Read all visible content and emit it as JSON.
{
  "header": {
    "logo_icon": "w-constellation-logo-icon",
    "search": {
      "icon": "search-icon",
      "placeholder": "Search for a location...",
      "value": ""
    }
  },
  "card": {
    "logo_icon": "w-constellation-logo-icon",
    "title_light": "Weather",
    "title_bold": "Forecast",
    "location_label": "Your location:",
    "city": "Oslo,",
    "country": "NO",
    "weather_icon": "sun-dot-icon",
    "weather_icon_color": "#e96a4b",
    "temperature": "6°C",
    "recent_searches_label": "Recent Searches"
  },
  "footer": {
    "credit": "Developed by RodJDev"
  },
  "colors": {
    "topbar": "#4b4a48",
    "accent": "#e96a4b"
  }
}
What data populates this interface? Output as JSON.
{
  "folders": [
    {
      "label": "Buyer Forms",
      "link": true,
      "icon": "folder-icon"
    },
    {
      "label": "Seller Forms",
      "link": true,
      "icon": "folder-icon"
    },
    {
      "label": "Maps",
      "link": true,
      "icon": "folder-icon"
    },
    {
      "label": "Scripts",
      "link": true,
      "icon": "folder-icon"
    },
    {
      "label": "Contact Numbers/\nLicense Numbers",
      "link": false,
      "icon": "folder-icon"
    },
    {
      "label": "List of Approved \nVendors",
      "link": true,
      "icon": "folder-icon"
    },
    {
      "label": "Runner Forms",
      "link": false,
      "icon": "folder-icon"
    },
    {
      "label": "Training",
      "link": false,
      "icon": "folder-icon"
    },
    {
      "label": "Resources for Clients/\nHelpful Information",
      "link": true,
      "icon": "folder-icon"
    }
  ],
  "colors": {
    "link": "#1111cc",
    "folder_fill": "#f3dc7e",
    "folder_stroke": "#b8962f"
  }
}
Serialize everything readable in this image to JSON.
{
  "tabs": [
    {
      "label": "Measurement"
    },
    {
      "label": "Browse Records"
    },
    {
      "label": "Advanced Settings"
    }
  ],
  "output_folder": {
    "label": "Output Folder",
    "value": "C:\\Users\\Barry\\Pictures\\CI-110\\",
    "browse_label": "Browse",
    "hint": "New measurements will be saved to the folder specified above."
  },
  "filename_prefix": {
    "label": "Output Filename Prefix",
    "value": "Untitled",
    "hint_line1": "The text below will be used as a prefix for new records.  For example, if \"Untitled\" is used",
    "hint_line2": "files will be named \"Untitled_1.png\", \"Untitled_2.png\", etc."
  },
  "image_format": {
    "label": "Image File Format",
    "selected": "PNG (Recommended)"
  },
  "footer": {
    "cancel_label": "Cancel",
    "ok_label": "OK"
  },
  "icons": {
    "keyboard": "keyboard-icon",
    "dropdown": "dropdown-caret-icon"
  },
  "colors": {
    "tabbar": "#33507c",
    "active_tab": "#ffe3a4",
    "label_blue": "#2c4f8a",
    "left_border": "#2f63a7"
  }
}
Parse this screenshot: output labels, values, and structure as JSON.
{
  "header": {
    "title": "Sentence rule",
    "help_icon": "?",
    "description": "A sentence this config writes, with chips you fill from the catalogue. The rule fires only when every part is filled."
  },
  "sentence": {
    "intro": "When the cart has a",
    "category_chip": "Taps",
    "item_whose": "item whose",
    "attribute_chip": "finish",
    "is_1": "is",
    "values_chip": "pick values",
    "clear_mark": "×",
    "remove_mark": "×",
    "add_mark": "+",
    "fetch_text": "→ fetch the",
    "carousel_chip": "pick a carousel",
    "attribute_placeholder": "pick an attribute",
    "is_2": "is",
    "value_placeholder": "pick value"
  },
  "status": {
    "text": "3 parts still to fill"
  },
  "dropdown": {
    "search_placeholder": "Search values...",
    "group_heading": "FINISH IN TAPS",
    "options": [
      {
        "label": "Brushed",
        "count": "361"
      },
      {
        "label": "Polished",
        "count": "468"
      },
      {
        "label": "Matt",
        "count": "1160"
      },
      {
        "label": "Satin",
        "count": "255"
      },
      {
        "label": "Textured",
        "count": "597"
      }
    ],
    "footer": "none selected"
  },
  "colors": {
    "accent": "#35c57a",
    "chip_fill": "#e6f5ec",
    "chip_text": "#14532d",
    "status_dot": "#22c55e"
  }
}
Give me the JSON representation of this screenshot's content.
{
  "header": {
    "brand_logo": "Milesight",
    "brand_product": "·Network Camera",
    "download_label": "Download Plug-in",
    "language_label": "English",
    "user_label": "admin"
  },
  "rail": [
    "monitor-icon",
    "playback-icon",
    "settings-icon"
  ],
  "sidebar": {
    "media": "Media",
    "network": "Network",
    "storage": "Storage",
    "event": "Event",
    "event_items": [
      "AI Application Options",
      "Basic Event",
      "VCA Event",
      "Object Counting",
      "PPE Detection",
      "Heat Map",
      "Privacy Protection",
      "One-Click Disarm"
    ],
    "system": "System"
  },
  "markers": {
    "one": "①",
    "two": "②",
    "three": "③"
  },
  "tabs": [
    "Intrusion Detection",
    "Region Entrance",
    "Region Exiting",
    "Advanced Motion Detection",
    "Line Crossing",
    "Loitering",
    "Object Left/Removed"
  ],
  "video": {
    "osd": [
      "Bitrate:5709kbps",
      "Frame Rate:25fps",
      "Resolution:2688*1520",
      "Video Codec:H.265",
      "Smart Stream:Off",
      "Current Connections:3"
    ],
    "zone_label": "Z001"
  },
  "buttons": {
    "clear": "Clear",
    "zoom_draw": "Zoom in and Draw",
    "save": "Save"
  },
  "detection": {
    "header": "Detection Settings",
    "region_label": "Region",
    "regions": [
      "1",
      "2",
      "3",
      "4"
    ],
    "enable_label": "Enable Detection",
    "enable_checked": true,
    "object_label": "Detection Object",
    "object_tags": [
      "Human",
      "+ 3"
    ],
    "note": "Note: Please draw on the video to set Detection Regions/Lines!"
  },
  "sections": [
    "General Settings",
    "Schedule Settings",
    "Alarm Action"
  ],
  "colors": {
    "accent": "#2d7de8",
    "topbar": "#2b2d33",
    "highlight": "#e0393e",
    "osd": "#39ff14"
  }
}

+ + + + + + +

Directive:
Every line above should be retyped exactly as given.

Task answer:
Read all visible content and emit it as JSON.
{
  "header": {
    "logo_icon": "w-constellation-logo-icon",
    "search": {
      "icon": "search-icon",
      "placeholder": "Search for a location...",
      "value": ""
    }
  },
  "card": {
    "logo_icon": "w-constellation-logo-icon",
    "title_light": "Weather",
    "title_bold": "Forecast",
    "location_label": "Your location:",
    "city": "Oslo,",
    "country": "NO",
    "weather_icon": "sun-dot-icon",
    "weather_icon_color": "#e96a4b",
    "temperature": "6°C",
    "recent_searches_label": "Recent Searches"
  },
  "footer": {
    "credit": "Developed by RodJDev"
  },
  "colors": {
    "topbar": "#4b4a48",
    "accent": "#e96a4b"
  }
}
What data populates this interface? Output as JSON.
{
  "folders": [
    {
      "label": "Buyer Forms",
      "link": true,
      "icon": "folder-icon"
    },
    {
      "label": "Seller Forms",
      "link": true,
      "icon": "folder-icon"
    },
    {
      "label": "Maps",
      "link": true,
      "icon": "folder-icon"
    },
    {
      "label": "Scripts",
      "link": true,
      "icon": "folder-icon"
    },
    {
      "label": "Contact Numbers/\nLicense Numbers",
      "link": false,
      "icon": "folder-icon"
    },
    {
      "label": "List of Approved \nVendors",
      "link": true,
      "icon": "folder-icon"
    },
    {
      "label": "Runner Forms",
      "link": false,
      "icon": "folder-icon"
    },
    {
      "label": "Training",
      "link": false,
      "icon": "folder-icon"
    },
    {
      "label": "Resources for Clients/\nHelpful Information",
      "link": true,
      "icon": "folder-icon"
    }
  ],
  "colors": {
    "link": "#1111cc",
    "folder_fill": "#f3dc7e",
    "folder_stroke": "#b8962f"
  }
}
Serialize everything readable in this image to JSON.
{
  "tabs": [
    {
      "label": "Measurement"
    },
    {
      "label": "Browse Records"
    },
    {
      "label": "Advanced Settings"
    }
  ],
  "output_folder": {
    "label": "Output Folder",
    "value": "C:\\Users\\Barry\\Pictures\\CI-110\\",
    "browse_label": "Browse",
    "hint": "New measurements will be saved to the folder specified above."
  },
  "filename_prefix": {
    "label": "Output Filename Prefix",
    "value": "Untitled",
    "hint_line1": "The text below will be used as a prefix for new records.  For example, if \"Untitled\" is used",
    "hint_line2": "files will be named \"Untitled_1.png\", \"Untitled_2.png\", etc."
  },
  "image_format": {
    "label": "Image File Format",
    "selected": "PNG (Recommended)"
  },
  "footer": {
    "cancel_label": "Cancel",
    "ok_label": "OK"
  },
  "icons": {
    "keyboard": "keyboard-icon",
    "dropdown": "dropdown-caret-icon"
  },
  "colors": {
    "tabbar": "#33507c",
    "active_tab": "#ffe3a4",
    "label_blue": "#2c4f8a",
    "left_border": "#2f63a7"
  }
}
Parse this screenshot: output labels, values, and structure as JSON.
{
  "header": {
    "title": "Sentence rule",
    "help_icon": "?",
    "description": "A sentence this config writes, with chips you fill from the catalogue. The rule fires only when every part is filled."
  },
  "sentence": {
    "intro": "When the cart has a",
    "category_chip": "Taps",
    "item_whose": "item whose",
    "attribute_chip": "finish",
    "is_1": "is",
    "values_chip": "pick values",
    "clear_mark": "×",
    "remove_mark": "×",
    "add_mark": "+",
    "fetch_text": "→ fetch the",
    "carousel_chip": "pick a carousel",
    "attribute_placeholder": "pick an attribute",
    "is_2": "is",
    "value_placeholder": "pick value"
  },
  "status": {
    "text": "3 parts still to fill"
  },
  "dropdown": {
    "search_placeholder": "Search values...",
    "group_heading": "FINISH IN TAPS",
    "options": [
      {
        "label": "Brushed",
        "count": "361"
      },
      {
        "label": "Polished",
        "count": "468"
      },
      {
        "label": "Matt",
        "count": "1160"
      },
      {
        "label": "Satin",
        "count": "255"
      },
      {
        "label": "Textured",
        "count": "597"
      }
    ],
    "footer": "none selected"
  },
  "colors": {
    "accent": "#35c57a",
    "chip_fill": "#e6f5ec",
    "chip_text": "#14532d",
    "status_dot": "#22c55e"
  }
}
Give me the JSON representation of this screenshot's content.
{
  "header": {
    "brand_logo": "Milesight",
    "brand_product": "·Network Camera",
    "download_label": "Download Plug-in",
    "language_label": "English",
    "user_label": "admin"
  },
  "rail": [
    "monitor-icon",
    "playback-icon",
    "settings-icon"
  ],
  "sidebar": {
    "media": "Media",
    "network": "Network",
    "storage": "Storage",
    "event": "Event",
    "event_items": [
      "AI Application Options",
      "Basic Event",
      "VCA Event",
      "Object Counting",
      "PPE Detection",
      "Heat Map",
      "Privacy Protection",
      "One-Click Disarm"
    ],
    "system": "System"
  },
  "markers": {
    "one": "①",
    "two": "②",
    "three": "③"
  },
  "tabs": [
    "Intrusion Detection",
    "Region Entrance",
    "Region Exiting",
    "Advanced Motion Detection",
    "Line Crossing",
    "Loitering",
    "Object Left/Removed"
  ],
  "video": {
    "osd": [
      "Bitrate:5709kbps",
      "Frame Rate:25fps",
      "Resolution:2688*1520",
      "Video Codec:H.265",
      "Smart Stream:Off",
      "Current Connections:3"
    ],
    "zone_label": "Z001"
  },
  "buttons": {
    "clear": "Clear",
    "zoom_draw": "Zoom in and Draw",
    "save": "Save"
  },
  "detection": {
    "header": "Detection Settings",
    "region_label": "Region",
    "regions": [
      "1",
      "2",
      "3",
      "4"
    ],
    "enable_label": "Enable Detection",
    "enable_checked": true,
    "object_label": "Detection Object",
    "object_tags": [
      "Human",
      "+ 3"
    ],
    "note": "Note: Please draw on the video to set Detection Regions/Lines!"
  },
  "sections": [
    "General Settings",
    "Schedule Settings",
    "Alarm Action"
  ],
  "colors": {
    "accent": "#2d7de8",
    "topbar": "#2b2d33",
    "highlight": "#e0393e",
    "osd": "#39ff14"
  }
}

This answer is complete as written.